▸ WHAT TO WORK ON: Repeat each record exactly as written, and drop any images.

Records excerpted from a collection
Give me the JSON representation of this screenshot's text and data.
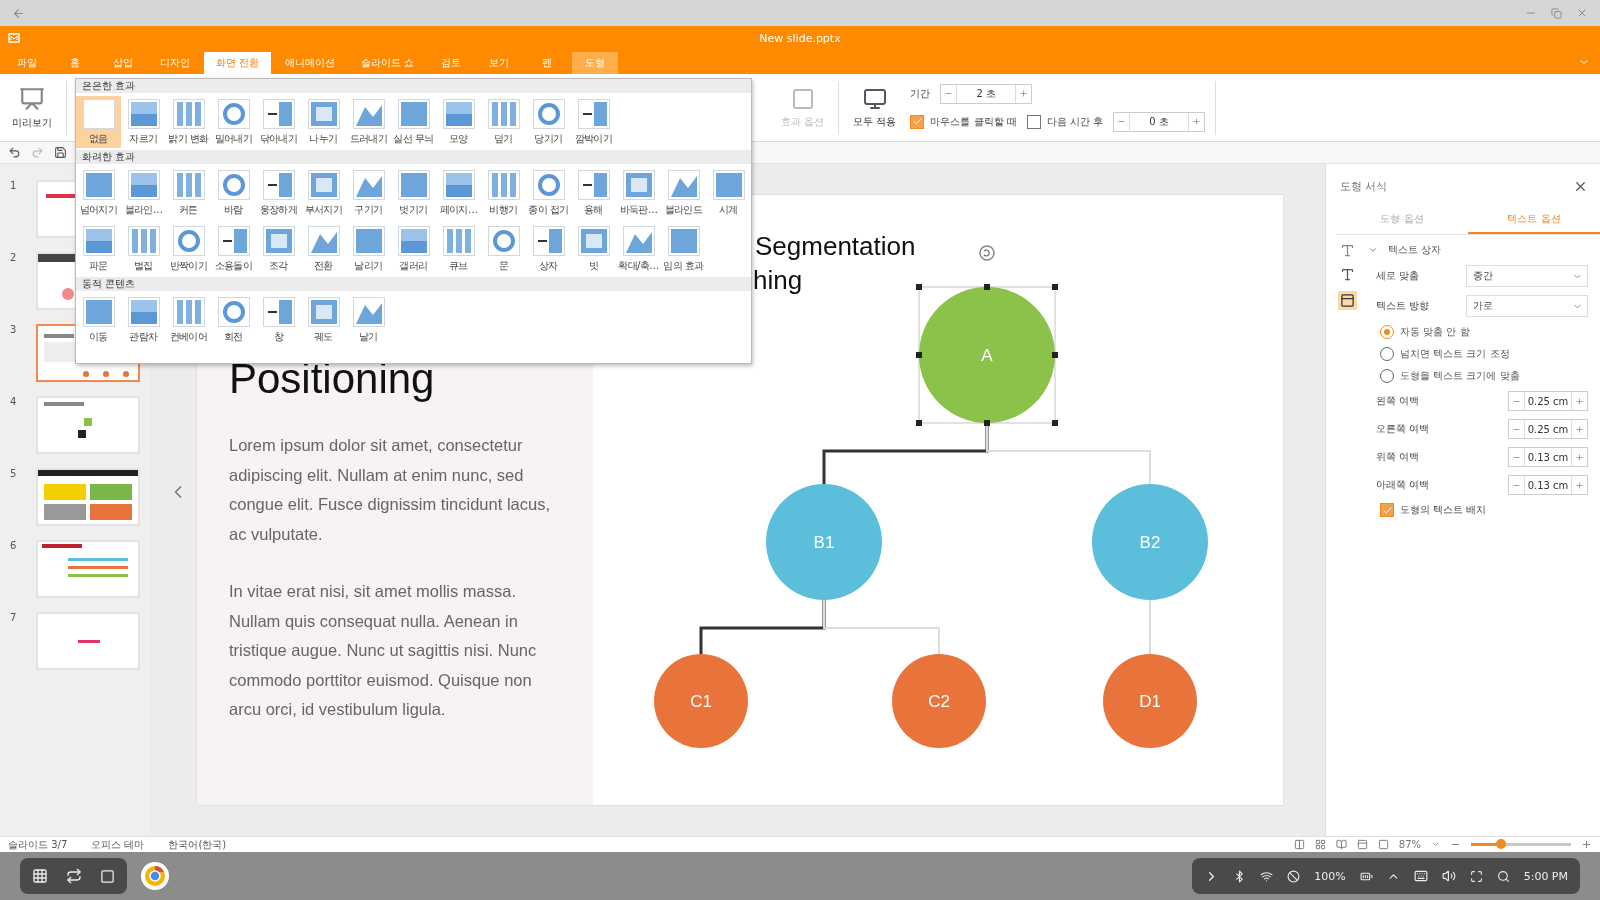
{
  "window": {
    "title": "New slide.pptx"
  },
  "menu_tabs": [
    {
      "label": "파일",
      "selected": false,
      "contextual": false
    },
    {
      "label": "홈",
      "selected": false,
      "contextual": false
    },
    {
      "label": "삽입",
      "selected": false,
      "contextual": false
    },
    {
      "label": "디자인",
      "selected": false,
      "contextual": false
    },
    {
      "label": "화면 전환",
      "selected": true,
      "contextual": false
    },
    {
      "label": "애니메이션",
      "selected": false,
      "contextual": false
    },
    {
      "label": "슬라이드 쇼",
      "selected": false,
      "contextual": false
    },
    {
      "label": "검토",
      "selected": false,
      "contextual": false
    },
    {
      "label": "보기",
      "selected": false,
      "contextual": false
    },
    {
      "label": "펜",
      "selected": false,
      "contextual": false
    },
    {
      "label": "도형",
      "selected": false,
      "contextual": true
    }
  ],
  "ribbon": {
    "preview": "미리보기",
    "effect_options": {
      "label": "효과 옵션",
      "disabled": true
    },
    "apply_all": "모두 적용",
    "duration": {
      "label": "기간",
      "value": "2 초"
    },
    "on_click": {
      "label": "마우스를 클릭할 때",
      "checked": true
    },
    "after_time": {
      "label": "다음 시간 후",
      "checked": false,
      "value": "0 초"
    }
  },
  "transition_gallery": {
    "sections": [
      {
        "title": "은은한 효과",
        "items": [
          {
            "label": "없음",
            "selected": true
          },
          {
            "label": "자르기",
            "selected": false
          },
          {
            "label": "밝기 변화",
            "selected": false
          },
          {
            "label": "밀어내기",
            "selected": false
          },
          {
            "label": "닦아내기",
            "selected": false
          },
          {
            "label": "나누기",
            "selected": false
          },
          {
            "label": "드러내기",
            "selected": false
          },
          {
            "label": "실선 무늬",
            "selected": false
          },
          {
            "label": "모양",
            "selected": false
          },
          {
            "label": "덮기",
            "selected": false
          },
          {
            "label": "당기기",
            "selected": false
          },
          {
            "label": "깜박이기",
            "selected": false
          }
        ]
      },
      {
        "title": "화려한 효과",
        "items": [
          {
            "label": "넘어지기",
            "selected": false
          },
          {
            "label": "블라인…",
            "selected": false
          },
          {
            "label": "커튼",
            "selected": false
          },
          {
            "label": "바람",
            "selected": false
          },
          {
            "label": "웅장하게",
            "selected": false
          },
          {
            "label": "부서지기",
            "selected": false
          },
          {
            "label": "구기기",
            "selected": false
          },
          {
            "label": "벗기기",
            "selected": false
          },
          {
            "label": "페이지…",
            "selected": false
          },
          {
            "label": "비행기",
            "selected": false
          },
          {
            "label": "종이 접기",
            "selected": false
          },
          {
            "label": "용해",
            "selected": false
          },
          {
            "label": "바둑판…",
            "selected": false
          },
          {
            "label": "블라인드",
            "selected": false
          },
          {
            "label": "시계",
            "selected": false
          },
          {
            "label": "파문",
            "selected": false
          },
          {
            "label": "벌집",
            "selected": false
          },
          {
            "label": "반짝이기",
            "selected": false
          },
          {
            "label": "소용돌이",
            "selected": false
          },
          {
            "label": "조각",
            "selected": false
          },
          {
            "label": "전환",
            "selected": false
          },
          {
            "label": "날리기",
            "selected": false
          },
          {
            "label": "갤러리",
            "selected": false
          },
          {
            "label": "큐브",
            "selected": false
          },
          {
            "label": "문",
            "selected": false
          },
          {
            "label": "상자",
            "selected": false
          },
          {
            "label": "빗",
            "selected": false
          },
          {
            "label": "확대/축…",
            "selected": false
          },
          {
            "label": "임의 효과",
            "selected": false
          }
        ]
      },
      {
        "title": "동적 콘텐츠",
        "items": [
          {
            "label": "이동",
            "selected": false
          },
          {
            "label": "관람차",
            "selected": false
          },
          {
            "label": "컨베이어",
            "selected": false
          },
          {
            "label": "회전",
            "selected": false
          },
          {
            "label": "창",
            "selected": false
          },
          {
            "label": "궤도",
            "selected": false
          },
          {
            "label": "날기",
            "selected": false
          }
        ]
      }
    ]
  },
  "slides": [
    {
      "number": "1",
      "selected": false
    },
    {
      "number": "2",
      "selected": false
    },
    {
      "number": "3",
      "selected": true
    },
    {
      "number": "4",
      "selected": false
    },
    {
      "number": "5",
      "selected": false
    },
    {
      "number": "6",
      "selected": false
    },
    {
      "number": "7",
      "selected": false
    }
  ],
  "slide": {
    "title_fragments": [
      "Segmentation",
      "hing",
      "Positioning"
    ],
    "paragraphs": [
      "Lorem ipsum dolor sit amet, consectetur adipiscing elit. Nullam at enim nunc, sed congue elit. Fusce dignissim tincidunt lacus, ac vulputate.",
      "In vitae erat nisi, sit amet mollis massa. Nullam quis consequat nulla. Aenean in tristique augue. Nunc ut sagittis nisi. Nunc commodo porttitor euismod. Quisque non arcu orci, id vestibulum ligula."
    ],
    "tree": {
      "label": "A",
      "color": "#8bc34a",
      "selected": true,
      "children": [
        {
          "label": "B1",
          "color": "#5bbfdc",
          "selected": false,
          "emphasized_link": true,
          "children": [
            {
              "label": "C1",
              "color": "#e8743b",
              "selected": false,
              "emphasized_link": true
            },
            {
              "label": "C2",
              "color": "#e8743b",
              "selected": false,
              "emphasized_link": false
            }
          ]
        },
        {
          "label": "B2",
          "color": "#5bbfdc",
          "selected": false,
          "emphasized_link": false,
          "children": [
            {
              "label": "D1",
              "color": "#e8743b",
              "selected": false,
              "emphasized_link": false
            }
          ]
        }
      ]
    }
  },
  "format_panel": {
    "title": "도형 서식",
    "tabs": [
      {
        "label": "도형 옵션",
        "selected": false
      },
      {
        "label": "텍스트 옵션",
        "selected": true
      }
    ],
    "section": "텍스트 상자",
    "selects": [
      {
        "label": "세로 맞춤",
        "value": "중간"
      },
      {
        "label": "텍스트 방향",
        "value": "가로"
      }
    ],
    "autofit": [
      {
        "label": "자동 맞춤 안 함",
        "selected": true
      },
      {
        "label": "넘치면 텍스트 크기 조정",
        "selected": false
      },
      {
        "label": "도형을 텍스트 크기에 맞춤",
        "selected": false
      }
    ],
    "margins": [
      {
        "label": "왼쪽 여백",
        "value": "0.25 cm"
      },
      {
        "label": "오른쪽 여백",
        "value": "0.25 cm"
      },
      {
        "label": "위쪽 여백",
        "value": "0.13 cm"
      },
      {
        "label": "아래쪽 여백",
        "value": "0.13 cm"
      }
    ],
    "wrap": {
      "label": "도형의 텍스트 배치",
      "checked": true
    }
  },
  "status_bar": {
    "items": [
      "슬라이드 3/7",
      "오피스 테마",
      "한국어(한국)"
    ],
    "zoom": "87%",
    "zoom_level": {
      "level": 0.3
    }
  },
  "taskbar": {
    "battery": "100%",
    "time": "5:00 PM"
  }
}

▸ OUTPUT BELOW:
Give me the JSON representation of this screenshot's text and data.
{
  "window": {
    "title": "New slide.pptx"
  },
  "menu_tabs": [
    {
      "label": "파일",
      "selected": false,
      "contextual": false
    },
    {
      "label": "홈",
      "selected": false,
      "contextual": false
    },
    {
      "label": "삽입",
      "selected": false,
      "contextual": false
    },
    {
      "label": "디자인",
      "selected": false,
      "contextual": false
    },
    {
      "label": "화면 전환",
      "selected": true,
      "contextual": false
    },
    {
      "label": "애니메이션",
      "selected": false,
      "contextual": false
    },
    {
      "label": "슬라이드 쇼",
      "selected": false,
      "contextual": false
    },
    {
      "label": "검토",
      "selected": false,
      "contextual": false
    },
    {
      "label": "보기",
      "selected": false,
      "contextual": false
    },
    {
      "label": "펜",
      "selected": false,
      "contextual": false
    },
    {
      "label": "도형",
      "selected": false,
      "contextual": true
    }
  ],
  "ribbon": {
    "preview": "미리보기",
    "effect_options": {
      "label": "효과 옵션",
      "disabled": true
    },
    "apply_all": "모두 적용",
    "duration": {
      "label": "기간",
      "value": "2 초"
    },
    "on_click": {
      "label": "마우스를 클릭할 때",
      "checked": true
    },
    "after_time": {
      "label": "다음 시간 후",
      "checked": false,
      "value": "0 초"
    }
  },
  "transition_gallery": {
    "sections": [
      {
        "title": "은은한 효과",
        "items": [
          {
            "label": "없음",
            "selected": true
          },
          {
            "label": "자르기",
            "selected": false
          },
          {
            "label": "밝기 변화",
            "selected": false
          },
          {
            "label": "밀어내기",
            "selected": false
          },
          {
            "label": "닦아내기",
            "selected": false
          },
          {
            "label": "나누기",
            "selected": false
          },
          {
            "label": "드러내기",
            "selected": false
          },
          {
            "label": "실선 무늬",
            "selected": false
          },
          {
            "label": "모양",
            "selected": false
          },
          {
            "label": "덮기",
            "selected": false
          },
          {
            "label": "당기기",
            "selected": false
          },
          {
            "label": "깜박이기",
            "selected": false
          }
        ]
      },
      {
        "title": "화려한 효과",
        "items": [
          {
            "label": "넘어지기",
            "selected": false
          },
          {
            "label": "블라인…",
            "selected": false
          },
          {
            "label": "커튼",
            "selected": false
          },
          {
            "label": "바람",
            "selected": false
          },
          {
            "label": "웅장하게",
            "selected": false
          },
          {
            "label": "부서지기",
            "selected": false
          },
          {
            "label": "구기기",
            "selected": false
          },
          {
            "label": "벗기기",
            "selected": false
          },
          {
            "label": "페이지…",
            "selected": false
          },
          {
            "label": "비행기",
            "selected": false
          },
          {
            "label": "종이 접기",
            "selected": false
          },
          {
            "label": "용해",
            "selected": false
          },
          {
            "label": "바둑판…",
            "selected": false
          },
          {
            "label": "블라인드",
            "selected": false
          },
          {
            "label": "시계",
            "selected": false
          },
          {
            "label": "파문",
            "selected": false
          },
          {
            "label": "벌집",
            "selected": false
          },
          {
            "label": "반짝이기",
            "selected": false
          },
          {
            "label": "소용돌이",
            "selected": false
          },
          {
            "label": "조각",
            "selected": false
          },
          {
            "label": "전환",
            "selected": false
          },
          {
            "label": "날리기",
            "selected": false
          },
          {
            "label": "갤러리",
            "selected": false
          },
          {
            "label": "큐브",
            "selected": false
          },
          {
            "label": "문",
            "selected": false
          },
          {
            "label": "상자",
            "selected": false
          },
          {
            "label": "빗",
            "selected": false
          },
          {
            "label": "확대/축…",
            "selected": false
          },
          {
            "label": "임의 효과",
            "selected": false
          }
        ]
      },
      {
        "title": "동적 콘텐츠",
        "items": [
          {
            "label": "이동",
            "selected": false
          },
          {
            "label": "관람차",
            "selected": false
          },
          {
            "label": "컨베이어",
            "selected": false
          },
          {
            "label": "회전",
            "selected": false
          },
          {
            "label": "창",
            "selected": false
          },
          {
            "label": "궤도",
            "selected": false
          },
          {
            "label": "날기",
            "selected": false
          }
        ]
      }
    ]
  },
  "slides": [
    {
      "number": "1",
      "selected": false
    },
    {
      "number": "2",
      "selected": false
    },
    {
      "number": "3",
      "selected": true
    },
    {
      "number": "4",
      "selected": false
    },
    {
      "number": "5",
      "selected": false
    },
    {
      "number": "6",
      "selected": false
    },
    {
      "number": "7",
      "selected": false
    }
  ],
  "slide": {
    "title_fragments": [
      "Segmentation",
      "hing",
      "Positioning"
    ],
    "paragraphs": [
      "Lorem ipsum dolor sit amet, consectetur adipiscing elit. Nullam at enim nunc, sed congue elit. Fusce dignissim tincidunt lacus, ac vulputate.",
      "In vitae erat nisi, sit amet mollis massa. Nullam quis consequat nulla. Aenean in tristique augue. Nunc ut sagittis nisi. Nunc commodo porttitor euismod. Quisque non arcu orci, id vestibulum ligula."
    ],
    "tree": {
      "label": "A",
      "color": "#8bc34a",
      "selected": true,
      "children": [
        {
          "label": "B1",
          "color": "#5bbfdc",
          "selected": false,
          "emphasized_link": true,
          "children": [
            {
              "label": "C1",
              "color": "#e8743b",
              "selected": false,
              "emphasized_link": true
            },
            {
              "label": "C2",
              "color": "#e8743b",
              "selected": false,
              "emphasized_link": false
            }
          ]
        },
        {
          "label": "B2",
          "color": "#5bbfdc",
          "selected": false,
          "emphasized_link": false,
          "children": [
            {
              "label": "D1",
              "color": "#e8743b",
              "selected": false,
              "emphasized_link": false
            }
          ]
        }
      ]
    }
  },
  "format_panel": {
    "title": "도형 서식",
    "tabs": [
      {
        "label": "도형 옵션",
        "selected": false
      },
      {
        "label": "텍스트 옵션",
        "selected": true
      }
    ],
    "section": "텍스트 상자",
    "selects": [
      {
        "label": "세로 맞춤",
        "value": "중간"
      },
      {
        "label": "텍스트 방향",
        "value": "가로"
      }
    ],
    "autofit": [
      {
        "label": "자동 맞춤 안 함",
        "selected": true
      },
      {
        "label": "넘치면 텍스트 크기 조정",
        "selected": false
      },
      {
        "label": "도형을 텍스트 크기에 맞춤",
        "selected": false
      }
    ],
    "margins": [
      {
        "label": "왼쪽 여백",
        "value": "0.25 cm"
      },
      {
        "label": "오른쪽 여백",
        "value": "0.25 cm"
      },
      {
        "label": "위쪽 여백",
        "value": "0.13 cm"
      },
      {
        "label": "아래쪽 여백",
        "value": "0.13 cm"
      }
    ],
    "wrap": {
      "label": "도형의 텍스트 배치",
      "checked": true
    }
  },
  "status_bar": {
    "items": [
      "슬라이드 3/7",
      "오피스 테마",
      "한국어(한국)"
    ],
    "zoom": "87%",
    "zoom_level": {
      "level": 0.3
    }
  },
  "taskbar": {
    "battery": "100%",
    "time": "5:00 PM"
  }
}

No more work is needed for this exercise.